* [Data for this exercise]:
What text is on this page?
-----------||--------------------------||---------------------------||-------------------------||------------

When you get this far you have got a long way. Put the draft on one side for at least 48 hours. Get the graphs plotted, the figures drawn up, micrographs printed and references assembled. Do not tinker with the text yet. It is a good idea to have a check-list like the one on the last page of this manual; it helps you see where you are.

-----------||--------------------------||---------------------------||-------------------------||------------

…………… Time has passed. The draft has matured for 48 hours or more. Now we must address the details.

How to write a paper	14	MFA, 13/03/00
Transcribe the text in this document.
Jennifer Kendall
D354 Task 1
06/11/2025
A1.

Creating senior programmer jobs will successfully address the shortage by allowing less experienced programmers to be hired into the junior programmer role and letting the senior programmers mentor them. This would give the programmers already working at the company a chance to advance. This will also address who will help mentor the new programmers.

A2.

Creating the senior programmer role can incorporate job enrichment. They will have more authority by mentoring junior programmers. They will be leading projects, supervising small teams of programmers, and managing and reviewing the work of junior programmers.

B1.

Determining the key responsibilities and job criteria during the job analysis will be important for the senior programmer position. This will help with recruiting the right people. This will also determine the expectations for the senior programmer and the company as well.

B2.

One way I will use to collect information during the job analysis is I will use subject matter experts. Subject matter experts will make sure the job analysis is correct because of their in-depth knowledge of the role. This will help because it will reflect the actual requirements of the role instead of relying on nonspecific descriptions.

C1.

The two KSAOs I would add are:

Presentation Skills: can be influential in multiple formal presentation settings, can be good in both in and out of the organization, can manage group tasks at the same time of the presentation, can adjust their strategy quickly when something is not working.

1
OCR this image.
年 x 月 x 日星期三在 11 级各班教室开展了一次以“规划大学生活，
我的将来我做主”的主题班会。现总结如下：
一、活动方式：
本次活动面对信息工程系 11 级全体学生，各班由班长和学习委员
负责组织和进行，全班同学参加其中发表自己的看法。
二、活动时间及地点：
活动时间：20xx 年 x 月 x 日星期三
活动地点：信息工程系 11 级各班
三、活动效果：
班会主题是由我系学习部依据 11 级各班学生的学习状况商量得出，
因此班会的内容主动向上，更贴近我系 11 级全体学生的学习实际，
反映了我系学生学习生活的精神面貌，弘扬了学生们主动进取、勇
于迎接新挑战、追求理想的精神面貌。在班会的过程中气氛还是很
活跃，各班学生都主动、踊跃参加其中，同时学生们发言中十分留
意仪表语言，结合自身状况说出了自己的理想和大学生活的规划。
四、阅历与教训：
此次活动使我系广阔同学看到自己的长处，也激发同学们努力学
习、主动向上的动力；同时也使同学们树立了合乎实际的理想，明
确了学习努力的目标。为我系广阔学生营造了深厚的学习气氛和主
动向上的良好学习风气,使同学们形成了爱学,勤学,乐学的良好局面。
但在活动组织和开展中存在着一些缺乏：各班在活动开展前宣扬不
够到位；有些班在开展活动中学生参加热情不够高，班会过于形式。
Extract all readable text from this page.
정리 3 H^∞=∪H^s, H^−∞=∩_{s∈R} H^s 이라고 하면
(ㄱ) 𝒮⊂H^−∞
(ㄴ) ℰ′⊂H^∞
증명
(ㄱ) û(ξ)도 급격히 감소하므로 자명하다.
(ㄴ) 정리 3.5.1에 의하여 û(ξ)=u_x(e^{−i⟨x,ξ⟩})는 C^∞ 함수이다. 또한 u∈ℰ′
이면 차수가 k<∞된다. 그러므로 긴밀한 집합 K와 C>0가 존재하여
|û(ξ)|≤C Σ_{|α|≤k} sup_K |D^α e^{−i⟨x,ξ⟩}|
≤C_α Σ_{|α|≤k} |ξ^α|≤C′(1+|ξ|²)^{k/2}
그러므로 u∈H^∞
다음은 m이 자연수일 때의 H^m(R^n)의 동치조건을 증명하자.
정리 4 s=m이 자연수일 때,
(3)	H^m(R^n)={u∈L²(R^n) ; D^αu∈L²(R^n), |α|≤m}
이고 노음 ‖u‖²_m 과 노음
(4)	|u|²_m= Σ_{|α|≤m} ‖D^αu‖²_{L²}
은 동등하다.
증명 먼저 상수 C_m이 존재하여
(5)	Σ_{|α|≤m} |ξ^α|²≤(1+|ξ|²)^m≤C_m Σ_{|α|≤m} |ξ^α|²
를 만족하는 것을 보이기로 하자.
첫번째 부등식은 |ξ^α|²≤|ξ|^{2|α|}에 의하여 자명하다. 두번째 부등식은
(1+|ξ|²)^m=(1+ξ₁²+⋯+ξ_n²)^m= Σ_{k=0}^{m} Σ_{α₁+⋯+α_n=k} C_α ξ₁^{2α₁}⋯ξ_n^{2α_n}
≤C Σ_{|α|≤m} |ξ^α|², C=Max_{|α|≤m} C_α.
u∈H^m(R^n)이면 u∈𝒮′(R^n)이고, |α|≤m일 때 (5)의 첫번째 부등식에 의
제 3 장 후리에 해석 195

* [Challenge]: Go through the material line by line. Show each line that contains the string "also".

* [Solution for this exercise]:
Creating senior programmer jobs will successfully address the shortage by allowing less experienced programmers to be hired into the junior programmer role and letting the senior programmers mentor them. This would give the programmers already working at the company a chance to advance. This will also address who will help mentor the new programmers.
Determining the key responsibilities and job criteria during the job analysis will be important for the senior programmer position. This will help with recruiting the right people. This will also determine the expectations for the senior programmer and the company as well.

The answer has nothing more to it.